SUPPLIED MATERIAL:

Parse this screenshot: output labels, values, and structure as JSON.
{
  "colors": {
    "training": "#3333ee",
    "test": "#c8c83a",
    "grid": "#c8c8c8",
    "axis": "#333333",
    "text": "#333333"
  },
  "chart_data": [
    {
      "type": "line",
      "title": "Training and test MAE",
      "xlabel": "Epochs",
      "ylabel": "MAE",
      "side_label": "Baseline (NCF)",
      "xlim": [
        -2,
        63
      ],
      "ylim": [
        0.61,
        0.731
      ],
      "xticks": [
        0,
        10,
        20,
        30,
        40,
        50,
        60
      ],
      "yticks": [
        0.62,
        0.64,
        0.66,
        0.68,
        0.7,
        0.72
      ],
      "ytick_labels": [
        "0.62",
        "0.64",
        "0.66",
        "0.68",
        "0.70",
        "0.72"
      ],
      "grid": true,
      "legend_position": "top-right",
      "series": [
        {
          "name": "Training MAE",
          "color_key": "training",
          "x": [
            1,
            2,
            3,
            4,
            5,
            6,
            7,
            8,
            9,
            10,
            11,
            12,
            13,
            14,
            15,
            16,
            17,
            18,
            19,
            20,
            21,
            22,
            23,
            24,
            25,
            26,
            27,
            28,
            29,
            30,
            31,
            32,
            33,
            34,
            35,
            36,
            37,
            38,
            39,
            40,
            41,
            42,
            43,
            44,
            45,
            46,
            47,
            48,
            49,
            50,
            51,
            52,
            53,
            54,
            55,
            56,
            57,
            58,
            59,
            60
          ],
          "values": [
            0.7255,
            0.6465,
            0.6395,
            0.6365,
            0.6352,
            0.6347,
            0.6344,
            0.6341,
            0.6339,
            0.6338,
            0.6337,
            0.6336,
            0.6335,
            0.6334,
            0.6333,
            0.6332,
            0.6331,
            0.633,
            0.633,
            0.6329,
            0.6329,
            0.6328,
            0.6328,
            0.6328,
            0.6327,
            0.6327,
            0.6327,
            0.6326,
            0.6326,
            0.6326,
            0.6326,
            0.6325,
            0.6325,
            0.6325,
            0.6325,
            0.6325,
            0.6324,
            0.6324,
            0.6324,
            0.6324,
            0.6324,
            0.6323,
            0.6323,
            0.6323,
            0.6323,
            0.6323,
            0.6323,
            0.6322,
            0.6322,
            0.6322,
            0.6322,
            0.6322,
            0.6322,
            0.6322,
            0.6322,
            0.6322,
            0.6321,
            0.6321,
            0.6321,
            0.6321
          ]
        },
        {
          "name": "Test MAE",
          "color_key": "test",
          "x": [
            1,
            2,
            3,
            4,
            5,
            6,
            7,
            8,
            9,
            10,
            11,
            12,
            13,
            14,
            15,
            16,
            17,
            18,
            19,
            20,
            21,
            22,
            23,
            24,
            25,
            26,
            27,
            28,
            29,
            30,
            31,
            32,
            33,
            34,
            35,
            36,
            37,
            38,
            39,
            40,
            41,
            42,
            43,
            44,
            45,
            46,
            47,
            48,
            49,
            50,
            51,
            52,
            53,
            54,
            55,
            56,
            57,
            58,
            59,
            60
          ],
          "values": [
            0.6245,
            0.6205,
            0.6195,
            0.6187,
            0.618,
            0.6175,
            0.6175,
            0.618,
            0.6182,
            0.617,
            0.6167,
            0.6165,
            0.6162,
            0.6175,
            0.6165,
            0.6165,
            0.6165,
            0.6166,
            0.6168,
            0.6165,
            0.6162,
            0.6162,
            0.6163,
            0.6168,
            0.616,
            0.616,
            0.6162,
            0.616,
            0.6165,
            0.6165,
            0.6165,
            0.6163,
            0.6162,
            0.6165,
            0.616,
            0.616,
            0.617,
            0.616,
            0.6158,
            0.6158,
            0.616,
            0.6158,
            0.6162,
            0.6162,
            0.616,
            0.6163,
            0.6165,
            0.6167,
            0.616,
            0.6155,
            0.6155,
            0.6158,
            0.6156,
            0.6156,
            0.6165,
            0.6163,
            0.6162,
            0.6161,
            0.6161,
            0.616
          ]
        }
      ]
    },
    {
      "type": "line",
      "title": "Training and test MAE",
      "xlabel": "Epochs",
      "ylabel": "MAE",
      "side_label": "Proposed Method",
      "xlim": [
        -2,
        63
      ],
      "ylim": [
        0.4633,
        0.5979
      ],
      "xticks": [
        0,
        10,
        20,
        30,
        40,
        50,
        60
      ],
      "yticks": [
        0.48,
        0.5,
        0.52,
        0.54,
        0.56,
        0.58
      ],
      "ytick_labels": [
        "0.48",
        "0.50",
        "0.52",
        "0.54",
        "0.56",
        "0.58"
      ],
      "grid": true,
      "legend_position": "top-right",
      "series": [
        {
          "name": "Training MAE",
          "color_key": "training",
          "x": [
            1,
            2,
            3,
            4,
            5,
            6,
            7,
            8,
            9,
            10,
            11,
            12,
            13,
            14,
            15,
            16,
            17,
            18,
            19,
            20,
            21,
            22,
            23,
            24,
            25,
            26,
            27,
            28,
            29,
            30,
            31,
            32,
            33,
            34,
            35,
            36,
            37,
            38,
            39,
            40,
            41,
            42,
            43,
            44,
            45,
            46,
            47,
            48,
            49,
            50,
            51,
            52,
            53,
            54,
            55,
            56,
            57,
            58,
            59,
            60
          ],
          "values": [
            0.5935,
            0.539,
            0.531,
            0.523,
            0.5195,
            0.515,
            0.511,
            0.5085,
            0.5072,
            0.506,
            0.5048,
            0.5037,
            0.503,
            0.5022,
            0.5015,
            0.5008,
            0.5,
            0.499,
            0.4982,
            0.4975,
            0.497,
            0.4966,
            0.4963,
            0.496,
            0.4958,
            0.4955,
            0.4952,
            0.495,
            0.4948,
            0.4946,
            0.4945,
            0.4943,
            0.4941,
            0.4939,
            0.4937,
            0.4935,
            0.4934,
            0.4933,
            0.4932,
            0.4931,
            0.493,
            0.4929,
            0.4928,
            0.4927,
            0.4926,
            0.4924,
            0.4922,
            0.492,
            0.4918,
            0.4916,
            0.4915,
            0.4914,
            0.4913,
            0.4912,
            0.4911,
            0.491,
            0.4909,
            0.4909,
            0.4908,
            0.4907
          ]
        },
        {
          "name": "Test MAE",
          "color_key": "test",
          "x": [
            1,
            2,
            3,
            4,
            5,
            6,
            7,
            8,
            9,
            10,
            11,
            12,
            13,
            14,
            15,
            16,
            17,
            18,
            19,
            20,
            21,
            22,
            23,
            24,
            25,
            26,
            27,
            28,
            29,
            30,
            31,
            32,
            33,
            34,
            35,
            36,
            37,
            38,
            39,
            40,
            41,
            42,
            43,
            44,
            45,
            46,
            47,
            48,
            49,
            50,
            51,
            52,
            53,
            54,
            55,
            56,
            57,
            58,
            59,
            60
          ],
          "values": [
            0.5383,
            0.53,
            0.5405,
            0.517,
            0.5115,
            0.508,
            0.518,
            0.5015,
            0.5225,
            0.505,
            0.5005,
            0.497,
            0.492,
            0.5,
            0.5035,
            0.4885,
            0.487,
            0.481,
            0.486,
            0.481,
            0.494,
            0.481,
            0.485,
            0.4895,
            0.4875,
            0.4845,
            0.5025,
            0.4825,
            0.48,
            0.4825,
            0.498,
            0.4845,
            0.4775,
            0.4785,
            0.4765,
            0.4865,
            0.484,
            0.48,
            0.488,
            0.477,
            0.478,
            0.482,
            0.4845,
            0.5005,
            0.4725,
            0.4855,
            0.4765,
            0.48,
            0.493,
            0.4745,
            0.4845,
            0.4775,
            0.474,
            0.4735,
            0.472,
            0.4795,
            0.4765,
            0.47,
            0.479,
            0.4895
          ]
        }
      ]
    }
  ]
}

EXERCISE GOAL: Reproduce the listing shown above in its entirety, exactly.

TASK RESPONSE:
Parse this screenshot: output labels, values, and structure as JSON.
{
  "colors": {
    "training": "#3333ee",
    "test": "#c8c83a",
    "grid": "#c8c8c8",
    "axis": "#333333",
    "text": "#333333"
  },
  "chart_data": [
    {
      "type": "line",
      "title": "Training and test MAE",
      "xlabel": "Epochs",
      "ylabel": "MAE",
      "side_label": "Baseline (NCF)",
      "xlim": [
        -2,
        63
      ],
      "ylim": [
        0.61,
        0.731
      ],
      "xticks": [
        0,
        10,
        20,
        30,
        40,
        50,
        60
      ],
      "yticks": [
        0.62,
        0.64,
        0.66,
        0.68,
        0.7,
        0.72
      ],
      "ytick_labels": [
        "0.62",
        "0.64",
        "0.66",
        "0.68",
        "0.70",
        "0.72"
      ],
      "grid": true,
      "legend_position": "top-right",
      "series": [
        {
          "name": "Training MAE",
          "color_key": "training",
          "x": [
            1,
            2,
            3,
            4,
            5,
            6,
            7,
            8,
            9,
            10,
            11,
            12,
            13,
            14,
            15,
            16,
            17,
            18,
            19,
            20,
            21,
            22,
            23,
            24,
            25,
            26,
            27,
            28,
            29,
            30,
            31,
            32,
            33,
            34,
            35,
            36,
            37,
            38,
            39,
            40,
            41,
            42,
            43,
            44,
            45,
            46,
            47,
            48,
            49,
            50,
            51,
            52,
            53,
            54,
            55,
            56,
            57,
            58,
            59,
            60
          ],
          "values": [
            0.7255,
            0.6465,
            0.6395,
            0.6365,
            0.6352,
            0.6347,
            0.6344,
            0.6341,
            0.6339,
            0.6338,
            0.6337,
            0.6336,
            0.6335,
            0.6334,
            0.6333,
            0.6332,
            0.6331,
            0.633,
            0.633,
            0.6329,
            0.6329,
            0.6328,
            0.6328,
            0.6328,
            0.6327,
            0.6327,
            0.6327,
            0.6326,
            0.6326,
            0.6326,
            0.6326,
            0.6325,
            0.6325,
            0.6325,
            0.6325,
            0.6325,
            0.6324,
            0.6324,
            0.6324,
            0.6324,
            0.6324,
            0.6323,
            0.6323,
            0.6323,
            0.6323,
            0.6323,
            0.6323,
            0.6322,
            0.6322,
            0.6322,
            0.6322,
            0.6322,
            0.6322,
            0.6322,
            0.6322,
            0.6322,
            0.6321,
            0.6321,
            0.6321,
            0.6321
          ]
        },
        {
          "name": "Test MAE",
          "color_key": "test",
          "x": [
            1,
            2,
            3,
            4,
            5,
            6,
            7,
            8,
            9,
            10,
            11,
            12,
            13,
            14,
            15,
            16,
            17,
            18,
            19,
            20,
            21,
            22,
            23,
            24,
            25,
            26,
            27,
            28,
            29,
            30,
            31,
            32,
            33,
            34,
            35,
            36,
            37,
            38,
            39,
            40,
            41,
            42,
            43,
            44,
            45,
            46,
            47,
            48,
            49,
            50,
            51,
            52,
            53,
            54,
            55,
            56,
            57,
            58,
            59,
            60
          ],
          "values": [
            0.6245,
            0.6205,
            0.6195,
            0.6187,
            0.618,
            0.6175,
            0.6175,
            0.618,
            0.6182,
            0.617,
            0.6167,
            0.6165,
            0.6162,
            0.6175,
            0.6165,
            0.6165,
            0.6165,
            0.6166,
            0.6168,
            0.6165,
            0.6162,
            0.6162,
            0.6163,
            0.6168,
            0.616,
            0.616,
            0.6162,
            0.616,
            0.6165,
            0.6165,
            0.6165,
            0.6163,
            0.6162,
            0.6165,
            0.616,
            0.616,
            0.617,
            0.616,
            0.6158,
            0.6158,
            0.616,
            0.6158,
            0.6162,
            0.6162,
            0.616,
            0.6163,
            0.6165,
            0.6167,
            0.616,
            0.6155,
            0.6155,
            0.6158,
            0.6156,
            0.6156,
            0.6165,
            0.6163,
            0.6162,
            0.6161,
            0.6161,
            0.616
          ]
        }
      ]
    },
    {
      "type": "line",
      "title": "Training and test MAE",
      "xlabel": "Epochs",
      "ylabel": "MAE",
      "side_label": "Proposed Method",
      "xlim": [
        -2,
        63
      ],
      "ylim": [
        0.4633,
        0.5979
      ],
      "xticks": [
        0,
        10,
        20,
        30,
        40,
        50,
        60
      ],
      "yticks": [
        0.48,
        0.5,
        0.52,
        0.54,
        0.56,
        0.58
      ],
      "ytick_labels": [
        "0.48",
        "0.50",
        "0.52",
        "0.54",
        "0.56",
        "0.58"
      ],
      "grid": true,
      "legend_position": "top-right",
      "series": [
        {
          "name": "Training MAE",
          "color_key": "training",
          "x": [
            1,
            2,
            3,
            4,
            5,
            6,
            7,
            8,
            9,
            10,
            11,
            12,
            13,
            14,
            15,
            16,
            17,
            18,
            19,
            20,
            21,
            22,
            23,
            24,
            25,
            26,
            27,
            28,
            29,
            30,
            31,
            32,
            33,
            34,
            35,
            36,
            37,
            38,
            39,
            40,
            41,
            42,
            43,
            44,
            45,
            46,
            47,
            48,
            49,
            50,
            51,
            52,
            53,
            54,
            55,
            56,
            57,
            58,
            59,
            60
          ],
          "values": [
            0.5935,
            0.539,
            0.531,
            0.523,
            0.5195,
            0.515,
            0.511,
            0.5085,
            0.5072,
            0.506,
            0.5048,
            0.5037,
            0.503,
            0.5022,
            0.5015,
            0.5008,
            0.5,
            0.499,
            0.4982,
            0.4975,
            0.497,
            0.4966,
            0.4963,
            0.496,
            0.4958,
            0.4955,
            0.4952,
            0.495,
            0.4948,
            0.4946,
            0.4945,
            0.4943,
            0.4941,
            0.4939,
            0.4937,
            0.4935,
            0.4934,
            0.4933,
            0.4932,
            0.4931,
            0.493,
            0.4929,
            0.4928,
            0.4927,
            0.4926,
            0.4924,
            0.4922,
            0.492,
            0.4918,
            0.4916,
            0.4915,
            0.4914,
            0.4913,
            0.4912,
            0.4911,
            0.491,
            0.4909,
            0.4909,
            0.4908,
            0.4907
          ]
        },
        {
          "name": "Test MAE",
          "color_key": "test",
          "x": [
            1,
            2,
            3,
            4,
            5,
            6,
            7,
            8,
            9,
            10,
            11,
            12,
            13,
            14,
            15,
            16,
            17,
            18,
            19,
            20,
            21,
            22,
            23,
            24,
            25,
            26,
            27,
            28,
            29,
            30,
            31,
            32,
            33,
            34,
            35,
            36,
            37,
            38,
            39,
            40,
            41,
            42,
            43,
            44,
            45,
            46,
            47,
            48,
            49,
            50,
            51,
            52,
            53,
            54,
            55,
            56,
            57,
            58,
            59,
            60
          ],
          "values": [
            0.5383,
            0.53,
            0.5405,
            0.517,
            0.5115,
            0.508,
            0.518,
            0.5015,
            0.5225,
            0.505,
            0.5005,
            0.497,
            0.492,
            0.5,
            0.5035,
            0.4885,
            0.487,
            0.481,
            0.486,
            0.481,
            0.494,
            0.481,
            0.485,
            0.4895,
            0.4875,
            0.4845,
            0.5025,
            0.4825,
            0.48,
            0.4825,
            0.498,
            0.4845,
            0.4775,
            0.4785,
            0.4765,
            0.4865,
            0.484,
            0.48,
            0.488,
            0.477,
            0.478,
            0.482,
            0.4845,
            0.5005,
            0.4725,
            0.4855,
            0.4765,
            0.48,
            0.493,
            0.4745,
            0.4845,
            0.4775,
            0.474,
            0.4735,
            0.472,
            0.4795,
            0.4765,
            0.47,
            0.479,
            0.4895
          ]
        }
      ]
    }
  ]
}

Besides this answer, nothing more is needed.